- _Text to read_
------

The S.C. Supreme Court has decided to overturn permits for a seawall along Captain Sam's Spit, an eroding land mass connected to Kiawah Island. Jerry McMahon/Provided

KIAWAH ISLAND — Plans to build a wall that would eventually allow homes to be built on Captain Sam's Spit — a teardrop-shaped isthmus at the end of this barrier island — have again been struck down by the S.C. Supreme Court. 

The decision is a win for South Carolina conservationists in the long-running legal battle and carries far-reaching implications for how the state reviews development permits along the rapidly changing coast in the age of sea level rise.

The court ruled the S.C. Department of Health and Environmental Control erred in issuing permits for a 2,380-foot steel wall along the narrow neck connecting Captain Sam's to Kiawah.

The wall was meant to fend off erosion from the Kiawah River, which borders the island and spit on one side. Water has burst through the thin connection between the land masses at least three times before.

------

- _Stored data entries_
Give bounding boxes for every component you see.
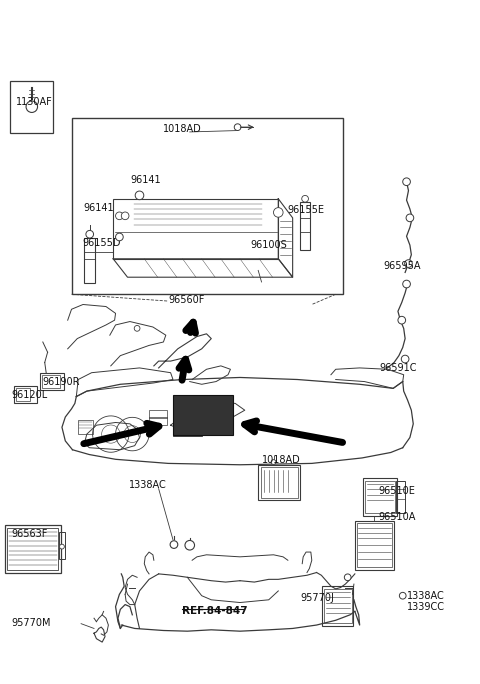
Bar <box>40 373 64 390</box>
Circle shape <box>344 574 351 581</box>
Text: 96155D: 96155D <box>82 238 120 248</box>
Bar <box>173 395 233 436</box>
Bar <box>173 410 202 436</box>
Circle shape <box>134 326 140 331</box>
Circle shape <box>116 233 123 241</box>
Text: REF.84-847: REF.84-847 <box>181 607 247 616</box>
Text: 96120L: 96120L <box>11 390 48 400</box>
Text: 96100S: 96100S <box>251 240 287 250</box>
Circle shape <box>406 214 414 222</box>
Bar <box>59 531 65 559</box>
Text: 95770M: 95770M <box>11 618 51 628</box>
Bar <box>323 586 353 626</box>
Bar <box>84 238 95 282</box>
Text: 95770J: 95770J <box>301 594 335 603</box>
Bar <box>10 81 53 133</box>
Circle shape <box>135 191 144 200</box>
Circle shape <box>26 101 37 112</box>
Text: 1338AC: 1338AC <box>129 480 167 490</box>
Circle shape <box>403 280 410 288</box>
Bar <box>113 199 278 259</box>
Bar <box>42 375 60 388</box>
Circle shape <box>405 260 412 267</box>
Circle shape <box>302 196 309 202</box>
Bar <box>300 202 311 250</box>
Circle shape <box>403 178 410 185</box>
Text: 1018AD: 1018AD <box>163 124 202 134</box>
Bar <box>149 410 167 419</box>
Text: 96510E: 96510E <box>379 486 416 496</box>
Circle shape <box>121 212 129 220</box>
Text: 96141: 96141 <box>130 174 160 185</box>
Text: 1338AC: 1338AC <box>407 592 444 601</box>
Bar <box>355 521 394 570</box>
Bar <box>72 118 343 294</box>
Text: 96510A: 96510A <box>379 512 416 522</box>
Text: 96591C: 96591C <box>380 363 417 373</box>
Circle shape <box>86 231 94 238</box>
Bar <box>261 467 298 497</box>
Bar <box>324 589 351 623</box>
Text: 96141: 96141 <box>83 203 114 213</box>
Bar <box>357 523 392 567</box>
Text: 96595A: 96595A <box>384 261 421 271</box>
Circle shape <box>234 124 241 131</box>
Text: 1339CC: 1339CC <box>407 602 444 611</box>
Text: 1018AD: 1018AD <box>262 455 300 465</box>
Circle shape <box>401 355 409 363</box>
Bar <box>396 481 405 513</box>
Circle shape <box>399 592 406 599</box>
Bar <box>363 478 397 516</box>
Text: 96155E: 96155E <box>288 205 325 215</box>
Bar <box>78 421 93 434</box>
Circle shape <box>116 212 123 220</box>
Circle shape <box>170 541 178 549</box>
Text: 96563F: 96563F <box>11 529 48 539</box>
Circle shape <box>398 316 406 324</box>
Bar <box>149 417 167 425</box>
Text: 96560F: 96560F <box>168 295 204 304</box>
Text: 1130AF: 1130AF <box>16 97 53 107</box>
Bar <box>5 525 60 573</box>
Bar <box>7 527 58 570</box>
Circle shape <box>271 460 276 464</box>
Circle shape <box>60 544 64 549</box>
Bar <box>365 481 395 513</box>
Bar <box>16 389 30 402</box>
Circle shape <box>185 540 194 550</box>
Text: 96190R: 96190R <box>43 377 80 386</box>
Bar <box>258 464 300 500</box>
Circle shape <box>274 208 283 218</box>
Bar <box>14 386 37 404</box>
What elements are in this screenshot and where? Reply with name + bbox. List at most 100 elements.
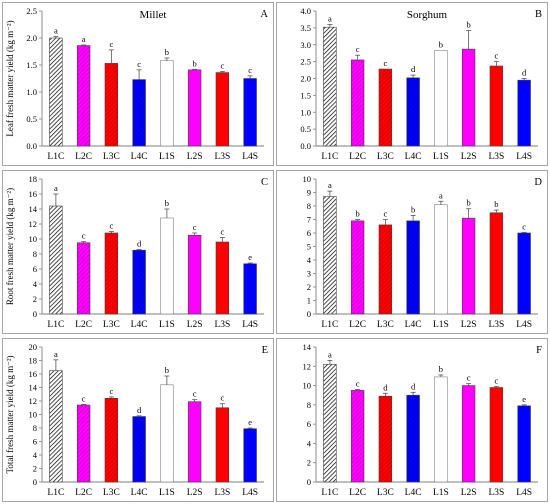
panel-B: 0.0 0.5 1.0 1.5 2.0 2.5 3.0 3.5 4.0 Sorghum Ba L1C c… — [276, 2, 548, 166]
significance-letter: a — [54, 183, 58, 193]
bar-L3S — [215, 407, 230, 483]
y-tick-label: 3.0 — [300, 40, 311, 50]
y-tick-label: 0 — [307, 309, 311, 319]
y-tick-label: 8 — [307, 400, 311, 410]
panel-title: Sorghum — [407, 9, 448, 21]
y-tick-label: 7 — [307, 215, 311, 225]
x-tick-label: L2S — [461, 152, 477, 162]
bar-L4S — [517, 79, 531, 147]
significance-letter: c — [220, 393, 224, 403]
bar-L3S — [489, 65, 504, 147]
significance-letter: a — [328, 14, 332, 24]
x-tick-label: L3C — [377, 320, 394, 330]
x-tick-label: L4S — [242, 320, 258, 330]
bar-L3S — [215, 72, 230, 147]
bar-L2C — [350, 59, 365, 147]
y-tick-label: 4 — [33, 450, 38, 460]
bar-L1S — [434, 50, 448, 147]
bar-L4C — [132, 249, 146, 315]
y-tick-label: 6 — [33, 437, 37, 447]
significance-letter: c — [109, 39, 113, 49]
y-tick-label: 3.5 — [300, 23, 311, 33]
x-tick-label: L2C — [75, 152, 92, 162]
y-tick-label: 2.0 — [26, 33, 37, 43]
x-tick-label: L1C — [47, 320, 64, 330]
y-tick-label: 4.0 — [300, 6, 311, 16]
x-tick-label: L1C — [321, 488, 338, 498]
x-tick-label: L2S — [187, 488, 203, 498]
bar-L4C — [132, 416, 146, 483]
y-tick-label: 8 — [33, 423, 37, 433]
y-tick-label: 0 — [307, 477, 311, 487]
significance-letter: b — [494, 199, 498, 209]
significance-letter: c — [109, 221, 113, 231]
significance-letter: b — [193, 58, 197, 68]
significance-letter: b — [439, 39, 443, 49]
significance-letter: a — [54, 25, 58, 35]
bar-L4S — [243, 263, 257, 315]
bar-L1S — [160, 60, 174, 147]
significance-letter: c — [82, 231, 86, 241]
x-tick-label: L3S — [488, 152, 504, 162]
y-tick-label: 5 — [307, 242, 311, 252]
panel-frame — [2, 338, 274, 502]
y-tick-label: 16 — [29, 369, 38, 379]
x-tick-label: L2C — [75, 320, 92, 330]
x-tick-label: L4C — [405, 488, 422, 498]
y-tick-label: 2 — [307, 282, 311, 292]
significance-letter: c — [356, 44, 360, 54]
x-tick-label: L3C — [377, 152, 394, 162]
bar-L2C — [350, 220, 365, 315]
significance-letter: d — [383, 382, 388, 392]
significance-letter: a — [82, 34, 86, 44]
bar-L1S — [434, 204, 448, 315]
y-tick-label: 2 — [33, 294, 37, 304]
y-tick-label: 3 — [307, 269, 311, 279]
panel-frame — [2, 2, 274, 166]
y-tick-label: 18 — [29, 356, 38, 366]
x-tick-label: L1C — [321, 152, 338, 162]
x-tick-label: L4C — [131, 488, 148, 498]
bar-L3C — [104, 63, 119, 147]
panel-title: Millet — [140, 9, 167, 21]
x-tick-label: L4S — [242, 152, 258, 162]
significance-letter: e — [248, 252, 252, 262]
x-tick-label: L4C — [405, 320, 422, 330]
x-tick-label: L3C — [377, 488, 394, 498]
significance-letter: c — [193, 222, 197, 232]
y-tick-label: 20 — [29, 342, 38, 352]
y-tick-label: 0.0 — [26, 141, 37, 151]
bar-L3C — [378, 224, 393, 315]
x-tick-label: L4S — [242, 488, 258, 498]
y-tick-label: 6 — [307, 419, 311, 429]
x-tick-label: L2C — [349, 488, 366, 498]
x-tick-label: L1S — [159, 488, 175, 498]
bar-L1C — [323, 26, 337, 147]
y-tick-label: 2.5 — [300, 57, 311, 67]
significance-letter: d — [411, 64, 416, 74]
significance-letter: b — [165, 198, 169, 208]
panel-F: 0 2 4 6 8 10 12 14 Fa L1C c L2C d L3C d L4C b L1S c L2S c L3S… — [276, 338, 548, 502]
significance-letter: c — [494, 376, 498, 386]
y-tick-label: 2.5 — [26, 6, 37, 16]
bar-L1S — [160, 384, 174, 483]
bar-L3C — [104, 232, 119, 315]
significance-letter: d — [137, 239, 142, 249]
significance-letter: c — [109, 386, 113, 396]
x-tick-label: L3C — [103, 152, 120, 162]
significance-letter: d — [522, 68, 527, 78]
y-tick-label: 1.5 — [26, 60, 37, 70]
y-tick-label: 4 — [307, 438, 312, 448]
x-tick-label: L2C — [349, 320, 366, 330]
bar-L3C — [378, 68, 393, 147]
bar-L4S — [517, 232, 531, 315]
x-tick-label: L1S — [433, 320, 449, 330]
y-tick-label: 12 — [303, 361, 312, 371]
y-tick-label: 14 — [29, 204, 38, 214]
x-tick-label: L4C — [131, 320, 148, 330]
y-tick-label: 10 — [303, 174, 312, 184]
x-tick-label: L3S — [214, 488, 230, 498]
x-tick-label: L1C — [321, 320, 338, 330]
panel-D: 0 1 2 3 4 5 6 7 8 9 10 Da L1C b L2C c L3C b L4C a L1S b L2S b L3… — [276, 170, 548, 334]
x-tick-label: L3S — [488, 488, 504, 498]
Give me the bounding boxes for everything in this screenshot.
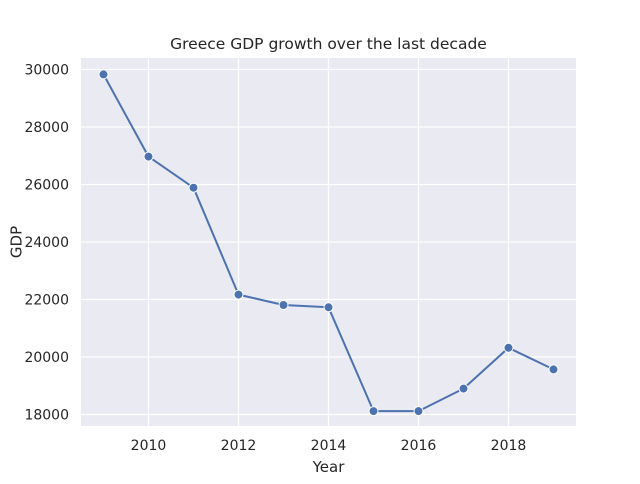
data-point (458, 383, 469, 394)
y-tick-label: 20000 (24, 350, 69, 366)
y-tick-label: 28000 (24, 120, 69, 136)
x-tick-label: 2012 (221, 438, 257, 454)
x-tick-label: 2014 (311, 438, 347, 454)
tick-labels: 2010 2012 2014 2016 2018 18000 20000 22000 24000… (24, 63, 526, 455)
data-point (98, 69, 109, 80)
y-tick-label: 24000 (24, 235, 69, 251)
x-tick-label: 2018 (491, 438, 527, 454)
data-point (278, 300, 289, 310)
y-tick-label: 22000 (24, 293, 69, 309)
data-point (323, 302, 334, 313)
grid-lines (81, 58, 576, 426)
series-layer (98, 69, 559, 417)
x-tick-label: 2016 (401, 438, 437, 454)
data-point (368, 406, 379, 417)
x-tick-label: 2010 (131, 438, 167, 454)
x-axis-label: Year (312, 458, 346, 476)
data-point (188, 182, 199, 193)
data-point (548, 364, 559, 375)
y-axis-label: GDP (7, 226, 25, 258)
data-point (233, 289, 244, 300)
y-tick-label: 26000 (24, 178, 69, 194)
y-tick-label: 18000 (24, 408, 69, 424)
y-tick-label: 30000 (24, 63, 69, 79)
chart-title: Greece GDP growth over the last decade (170, 35, 487, 53)
data-point (413, 406, 424, 417)
data-point (143, 151, 154, 162)
data-point (503, 342, 514, 353)
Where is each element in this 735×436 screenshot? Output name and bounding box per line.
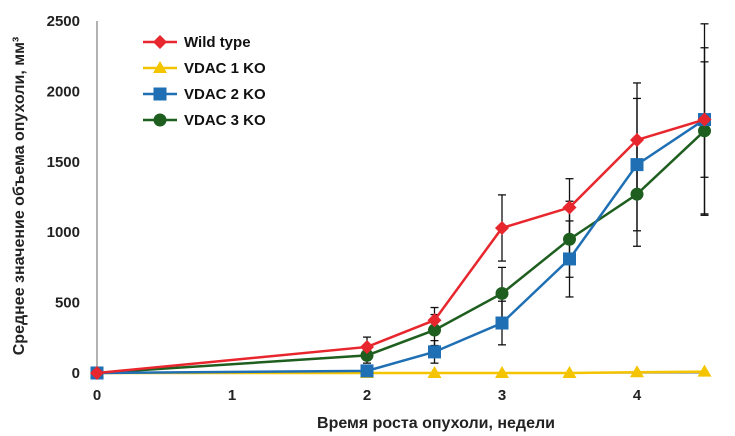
legend-item-vdac-1-ko: VDAC 1 KO xyxy=(143,60,266,77)
data-point-vdac-3-ko xyxy=(630,187,644,201)
data-point-vdac-3-ko xyxy=(360,348,374,362)
data-point-vdac-2-ko xyxy=(428,345,441,359)
data-point-vdac-3-ko xyxy=(698,124,711,138)
series-line-vdac-3-ko xyxy=(96,129,706,375)
error-bars xyxy=(363,23,709,364)
data-point-vdac-1-ko xyxy=(630,365,644,378)
x-tick-label: 1 xyxy=(228,387,236,404)
legend-label: VDAC 1 KO xyxy=(184,60,266,77)
series-line-vdac-2-ko xyxy=(96,118,706,375)
data-point-wild-type xyxy=(427,313,442,328)
y-tick-label: 500 xyxy=(55,295,80,312)
data-point-vdac-1-ko xyxy=(562,366,577,378)
legend-item-vdac-2-ko: VDAC 2 KO xyxy=(143,86,266,103)
data-point-wild-type xyxy=(630,132,644,147)
data-point-vdac-1-ko xyxy=(495,366,509,378)
data-point-vdac-1-ko xyxy=(427,366,442,378)
y-tick-label: 2000 xyxy=(47,83,80,100)
y-tick-label: 1500 xyxy=(47,154,80,171)
data-point-vdac-3-ko xyxy=(563,232,576,246)
x-tick-label: 0 xyxy=(93,387,101,404)
x-tick-label: 2 xyxy=(363,387,371,404)
data-point-wild-type xyxy=(495,220,509,235)
data-point-vdac-2-ko xyxy=(630,158,644,172)
data-point-wild-type xyxy=(697,112,712,127)
legend-marker xyxy=(153,113,167,127)
legend-marker xyxy=(153,35,167,49)
data-point-vdac-1-ko xyxy=(697,364,712,377)
data-point-vdac-3-ko xyxy=(495,286,509,300)
legend-label: VDAC 3 KO xyxy=(184,112,266,129)
legend-item-vdac-3-ko: VDAC 3 KO xyxy=(143,112,266,129)
data-point-wild-type xyxy=(90,366,104,380)
data-point-wild-type xyxy=(360,339,374,354)
data-point-vdac-2-ko xyxy=(563,252,576,266)
series-wild-type xyxy=(90,112,712,380)
x-tick-label: 4 xyxy=(633,387,642,404)
legend-marker xyxy=(153,87,167,101)
legend-marker xyxy=(153,61,167,73)
y-axis-label: Среднее значение объема опухоли, мм³ xyxy=(11,37,28,356)
series-vdac-3-ko xyxy=(90,124,711,380)
y-tick-label: 2500 xyxy=(47,13,80,30)
legend: Wild type VDAC 1 KO VDAC 2 KO VDAC 3 KO xyxy=(143,34,266,129)
data-point-wild-type xyxy=(562,200,577,215)
y-tick-label: 1000 xyxy=(47,224,80,241)
data-point-vdac-2-ko xyxy=(495,316,509,330)
legend-label: VDAC 2 KO xyxy=(184,86,266,103)
tick-labels: 0 500 1000 1500 2000 2500 0 1 2 3 4 xyxy=(47,13,642,404)
y-tick-label: 0 xyxy=(72,365,80,382)
legend-label: Wild type xyxy=(184,34,251,51)
legend-item-wild-type: Wild type xyxy=(143,34,251,51)
x-axis-label: Время роста опухоли, недели xyxy=(317,415,555,432)
data-point-vdac-3-ko xyxy=(428,323,441,337)
data-point-vdac-2-ko xyxy=(360,364,374,378)
x-tick-label: 3 xyxy=(498,387,506,404)
series-group xyxy=(90,112,712,380)
series-line-wild-type xyxy=(96,118,705,375)
series-vdac-2-ko xyxy=(90,113,711,380)
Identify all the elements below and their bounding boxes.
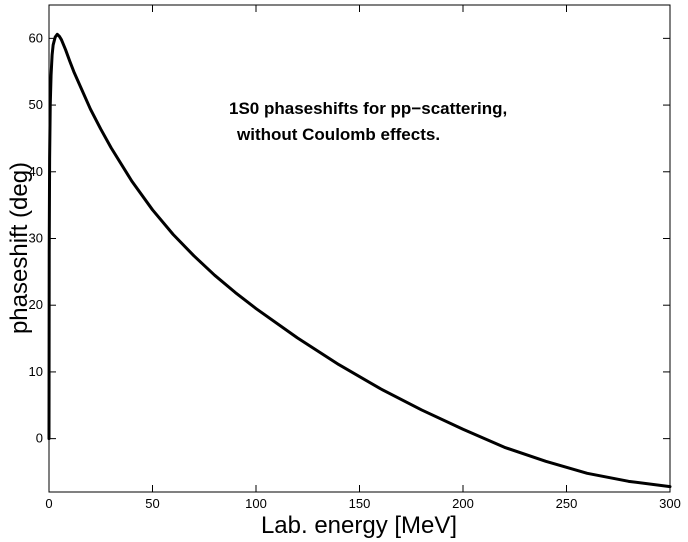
y-tick-label: 20 <box>29 297 43 312</box>
axis-ticks <box>48 5 671 492</box>
annotation-line-1: 1S0 phaseshifts for pp−scattering, <box>229 99 507 118</box>
y-tick-label: 0 <box>36 431 43 446</box>
x-tick-label: 200 <box>452 496 474 511</box>
y-axis-label: phaseshift (deg) <box>6 162 33 334</box>
y-tick-label: 40 <box>29 164 43 179</box>
x-tick-label: 300 <box>659 496 681 511</box>
y-tick-label: 60 <box>29 30 43 45</box>
x-tick-label: 0 <box>45 496 52 511</box>
x-tick-label: 150 <box>349 496 371 511</box>
x-tick-label: 50 <box>145 496 159 511</box>
plot-frame <box>48 4 671 493</box>
series-line-1s0-phaseshift <box>47 32 672 489</box>
x-tick-label: 100 <box>245 496 267 511</box>
y-tick-label: 50 <box>29 97 43 112</box>
annotation-line-2: without Coulomb effects. <box>236 125 440 144</box>
x-axis-label: Lab. energy [MeV] <box>261 512 457 539</box>
y-tick-label: 10 <box>29 364 43 379</box>
axis-tick-labels: 0 50 100 150 200 250 300 0 10 20 30 40 50 60 <box>29 30 681 511</box>
x-tick-label: 250 <box>556 496 578 511</box>
y-tick-label: 30 <box>29 230 43 245</box>
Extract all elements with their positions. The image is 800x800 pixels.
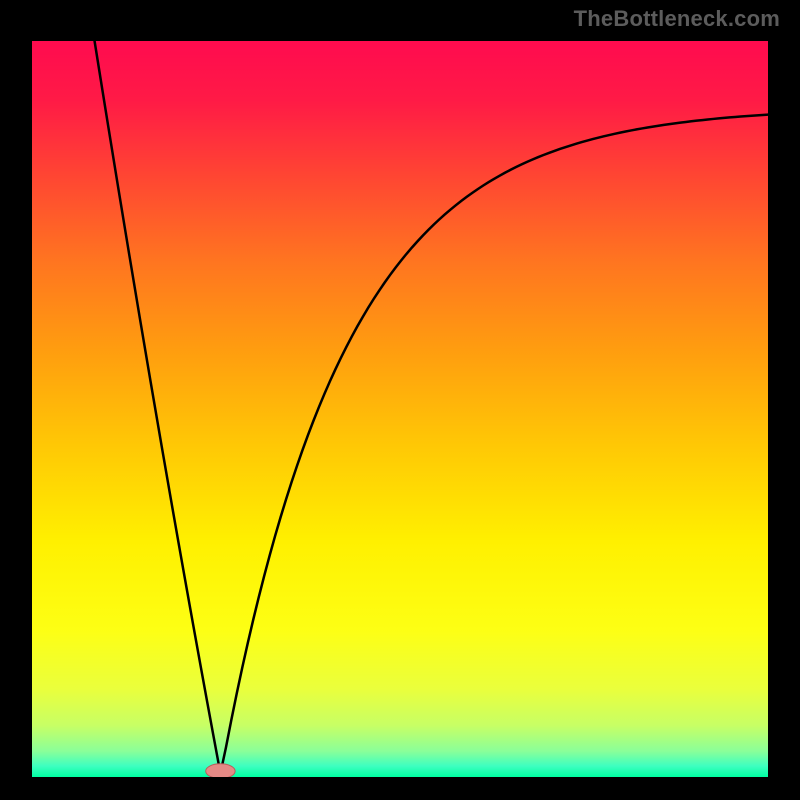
bottleneck-chart: TheBottleneck.com bbox=[0, 0, 800, 800]
chart-svg bbox=[0, 0, 800, 800]
watermark-text: TheBottleneck.com bbox=[574, 6, 780, 32]
plot-gradient bbox=[32, 41, 768, 777]
optimum-marker bbox=[206, 764, 235, 779]
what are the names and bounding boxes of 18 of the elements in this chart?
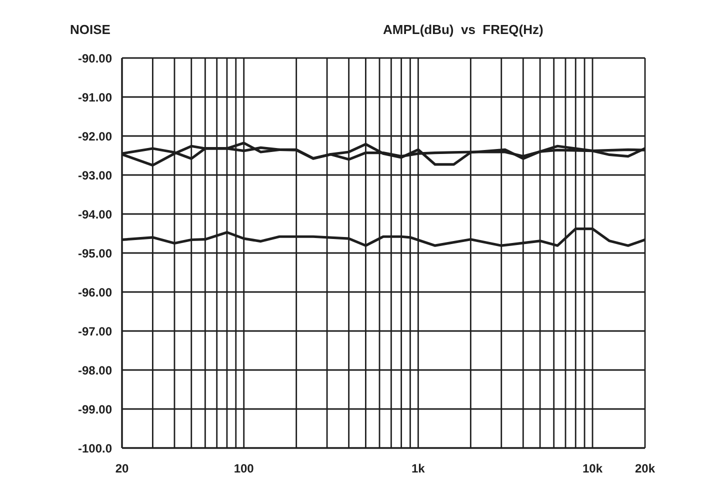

------

- _Instructions for the task_
Pick up the news story about the Captain Sam's Spit seawall ruling after its last sentence and keep writing it. You won't need the items for this.

- _Task output_
The Coastal Conservation League made multiple arguments against the permits in both court filings and a March 23 argument, chief among them that the wall would eventually lead to the washout of a rare sandy riverbank that kayakers and others use for recreation.

"What's at stake is a public trust resource," said South Carolina Environmental Law Project attorney Amy Armstrong, whose firm represented the league.

"We don't have any more of these tidelands. What we have is limited and so special and so well-used and well-loved that we've got to protect it," she said.

Trenholm Walker, attorney for builders Kiawah Development Partners, said his client was disappointed with the decision and will ask the court to rehear it. Developers intend to construct 50 homes on the roughly 150-acre spit of land. 

"As found by the administrative law judge who heard all the evidence (in lower court), the limited development of Captain Sam's will be done in an environmentally sensitive manner that includes a permanent conservation easement preserving most of the property in a natural state in perpetuity," Walker wrote in an email.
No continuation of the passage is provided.